- **Data listing**:
## BEGIN

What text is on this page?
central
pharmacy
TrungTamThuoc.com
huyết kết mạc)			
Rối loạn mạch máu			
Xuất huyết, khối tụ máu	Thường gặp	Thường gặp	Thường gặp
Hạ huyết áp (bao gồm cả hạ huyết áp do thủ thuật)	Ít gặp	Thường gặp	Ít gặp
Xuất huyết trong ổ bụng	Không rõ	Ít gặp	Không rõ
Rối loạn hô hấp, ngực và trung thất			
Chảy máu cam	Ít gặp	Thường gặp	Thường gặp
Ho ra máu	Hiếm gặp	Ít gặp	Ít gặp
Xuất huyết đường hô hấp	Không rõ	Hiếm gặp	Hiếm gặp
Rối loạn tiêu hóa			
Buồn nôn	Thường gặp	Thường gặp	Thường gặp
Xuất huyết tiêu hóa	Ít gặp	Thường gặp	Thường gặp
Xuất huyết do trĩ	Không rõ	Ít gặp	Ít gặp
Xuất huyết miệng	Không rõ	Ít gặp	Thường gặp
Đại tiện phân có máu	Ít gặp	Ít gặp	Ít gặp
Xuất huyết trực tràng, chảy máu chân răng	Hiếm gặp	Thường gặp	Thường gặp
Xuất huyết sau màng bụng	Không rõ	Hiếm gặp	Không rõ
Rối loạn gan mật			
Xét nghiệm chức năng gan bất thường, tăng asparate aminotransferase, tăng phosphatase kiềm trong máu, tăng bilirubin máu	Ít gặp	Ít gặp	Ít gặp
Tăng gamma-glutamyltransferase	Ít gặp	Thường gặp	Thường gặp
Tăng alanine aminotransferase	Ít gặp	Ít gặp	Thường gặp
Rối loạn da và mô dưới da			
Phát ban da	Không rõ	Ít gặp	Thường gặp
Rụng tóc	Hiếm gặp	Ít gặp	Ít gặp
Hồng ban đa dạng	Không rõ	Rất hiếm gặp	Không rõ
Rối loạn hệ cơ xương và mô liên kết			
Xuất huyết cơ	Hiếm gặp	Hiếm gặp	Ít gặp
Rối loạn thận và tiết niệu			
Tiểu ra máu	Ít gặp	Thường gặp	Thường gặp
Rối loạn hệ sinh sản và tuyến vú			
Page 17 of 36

## END

- **Aim of the exercise**: Reproduce the entries above in full by retyping them exactly.

- **Expected answer**:
What text is on this page?
central
pharmacy
TrungTamThuoc.com
huyết kết mạc)			
Rối loạn mạch máu			
Xuất huyết, khối tụ máu	Thường gặp	Thường gặp	Thường gặp
Hạ huyết áp (bao gồm cả hạ huyết áp do thủ thuật)	Ít gặp	Thường gặp	Ít gặp
Xuất huyết trong ổ bụng	Không rõ	Ít gặp	Không rõ
Rối loạn hô hấp, ngực và trung thất			
Chảy máu cam	Ít gặp	Thường gặp	Thường gặp
Ho ra máu	Hiếm gặp	Ít gặp	Ít gặp
Xuất huyết đường hô hấp	Không rõ	Hiếm gặp	Hiếm gặp
Rối loạn tiêu hóa			
Buồn nôn	Thường gặp	Thường gặp	Thường gặp
Xuất huyết tiêu hóa	Ít gặp	Thường gặp	Thường gặp
Xuất huyết do trĩ	Không rõ	Ít gặp	Ít gặp
Xuất huyết miệng	Không rõ	Ít gặp	Thường gặp
Đại tiện phân có máu	Ít gặp	Ít gặp	Ít gặp
Xuất huyết trực tràng, chảy máu chân răng	Hiếm gặp	Thường gặp	Thường gặp
Xuất huyết sau màng bụng	Không rõ	Hiếm gặp	Không rõ
Rối loạn gan mật			
Xét nghiệm chức năng gan bất thường, tăng asparate aminotransferase, tăng phosphatase kiềm trong máu, tăng bilirubin máu	Ít gặp	Ít gặp	Ít gặp
Tăng gamma-glutamyltransferase	Ít gặp	Thường gặp	Thường gặp
Tăng alanine aminotransferase	Ít gặp	Ít gặp	Thường gặp
Rối loạn da và mô dưới da			
Phát ban da	Không rõ	Ít gặp	Thường gặp
Rụng tóc	Hiếm gặp	Ít gặp	Ít gặp
Hồng ban đa dạng	Không rõ	Rất hiếm gặp	Không rõ
Rối loạn hệ cơ xương và mô liên kết			
Xuất huyết cơ	Hiếm gặp	Hiếm gặp	Ít gặp
Rối loạn thận và tiết niệu			
Tiểu ra máu	Ít gặp	Thường gặp	Thường gặp
Rối loạn hệ sinh sản và tuyến vú			
Page 17 of 36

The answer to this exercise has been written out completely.